Entries from a dataset:

▼

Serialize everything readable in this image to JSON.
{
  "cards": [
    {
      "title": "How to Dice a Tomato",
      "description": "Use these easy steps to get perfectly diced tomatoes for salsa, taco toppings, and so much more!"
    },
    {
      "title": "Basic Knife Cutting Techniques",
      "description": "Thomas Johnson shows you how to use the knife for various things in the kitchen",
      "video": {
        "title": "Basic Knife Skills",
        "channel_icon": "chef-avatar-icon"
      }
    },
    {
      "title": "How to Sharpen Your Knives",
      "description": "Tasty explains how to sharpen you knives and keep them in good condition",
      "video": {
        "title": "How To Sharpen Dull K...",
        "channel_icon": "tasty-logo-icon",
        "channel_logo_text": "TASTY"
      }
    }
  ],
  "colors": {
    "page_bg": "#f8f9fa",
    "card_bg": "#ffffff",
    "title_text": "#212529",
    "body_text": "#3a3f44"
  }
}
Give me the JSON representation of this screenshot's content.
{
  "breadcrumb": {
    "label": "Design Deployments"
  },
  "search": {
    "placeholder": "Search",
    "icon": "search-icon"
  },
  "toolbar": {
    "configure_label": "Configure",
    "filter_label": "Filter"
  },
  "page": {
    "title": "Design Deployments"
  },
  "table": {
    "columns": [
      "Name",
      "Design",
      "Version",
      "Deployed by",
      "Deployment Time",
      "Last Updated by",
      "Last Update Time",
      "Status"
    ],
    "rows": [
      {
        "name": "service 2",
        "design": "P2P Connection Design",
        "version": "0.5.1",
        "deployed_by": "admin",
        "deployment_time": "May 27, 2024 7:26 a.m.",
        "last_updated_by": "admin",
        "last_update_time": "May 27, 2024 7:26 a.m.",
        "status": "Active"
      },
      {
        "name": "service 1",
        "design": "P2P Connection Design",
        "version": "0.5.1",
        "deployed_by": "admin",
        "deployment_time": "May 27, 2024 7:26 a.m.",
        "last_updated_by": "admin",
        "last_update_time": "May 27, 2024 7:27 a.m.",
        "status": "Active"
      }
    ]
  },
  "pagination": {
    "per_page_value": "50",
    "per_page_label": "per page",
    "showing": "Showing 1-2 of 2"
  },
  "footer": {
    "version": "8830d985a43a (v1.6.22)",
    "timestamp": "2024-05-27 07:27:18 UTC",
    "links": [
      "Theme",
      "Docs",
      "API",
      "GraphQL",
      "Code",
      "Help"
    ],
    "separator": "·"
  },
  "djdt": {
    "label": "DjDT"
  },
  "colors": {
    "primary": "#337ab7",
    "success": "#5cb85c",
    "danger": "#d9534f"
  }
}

▲

AIM: Find the word "icon" in the entries, and copy every line it shows up in.

FULL SOLUTION:
        "channel_icon": "chef-avatar-icon"
        "channel_icon": "tasty-logo-icon",
    "icon": "search-icon"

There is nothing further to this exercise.